(begin)

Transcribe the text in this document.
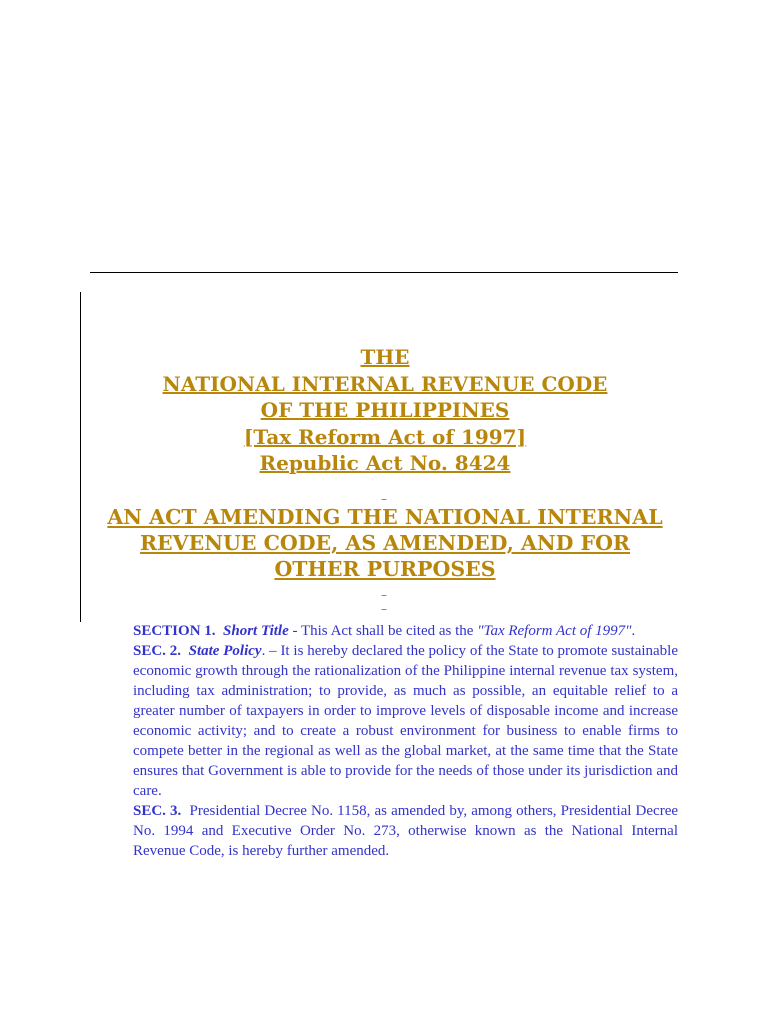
THE
NATIONAL INTERNAL REVENUE CODE
OF THE PHILIPPINES
[Tax Reform Act of 1997]
Republic Act No. 8424

AN ACT AMENDING THE NATIONAL INTERNAL
REVENUE CODE, AS AMENDED, AND FOR
OTHER PURPOSES

SECTION 1. Short Title - This Act shall be cited as the "Tax Reform Act of 1997".

SEC. 2. State Policy. – It is hereby declared the policy of the State to promote sustainable economic growth through the rationalization of the Philippine internal revenue tax system, including tax administration; to provide, as much as possible, an equitable relief to a greater number of taxpayers in order to improve levels of disposable income and increase economic activity; and to create a robust environment for business to enable firms to compete better in the regional as well as the global market, at the same time that the State ensures that Government is able to provide for the needs of those under its jurisdiction and care.

SEC. 3. Presidential Decree No. 1158, as amended by, among others, Presidential Decree No. 1994 and Executive Order No. 273, otherwise known as the National Internal Revenue Code, is hereby further amended.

(end)

Task:
Repeat the material verbatim. Do not carry over any picture.

Answer to the task:
Transcribe the text in this document.
THE
NATIONAL INTERNAL REVENUE CODE
OF THE PHILIPPINES
[Tax Reform Act of 1997]
Republic Act No. 8424

AN ACT AMENDING THE NATIONAL INTERNAL
REVENUE CODE, AS AMENDED, AND FOR
OTHER PURPOSES

SECTION 1. Short Title - This Act shall be cited as the "Tax Reform Act of 1997".

SEC. 2. State Policy. – It is hereby declared the policy of the State to promote sustainable economic growth through the rationalization of the Philippine internal revenue tax system, including tax administration; to provide, as much as possible, an equitable relief to a greater number of taxpayers in order to improve levels of disposable income and increase economic activity; and to create a robust environment for business to enable firms to compete better in the regional as well as the global market, at the same time that the State ensures that Government is able to provide for the needs of those under its jurisdiction and care.

SEC. 3. Presidential Decree No. 1158, as amended by, among others, Presidential Decree No. 1994 and Executive Order No. 273, otherwise known as the National Internal Revenue Code, is hereby further amended.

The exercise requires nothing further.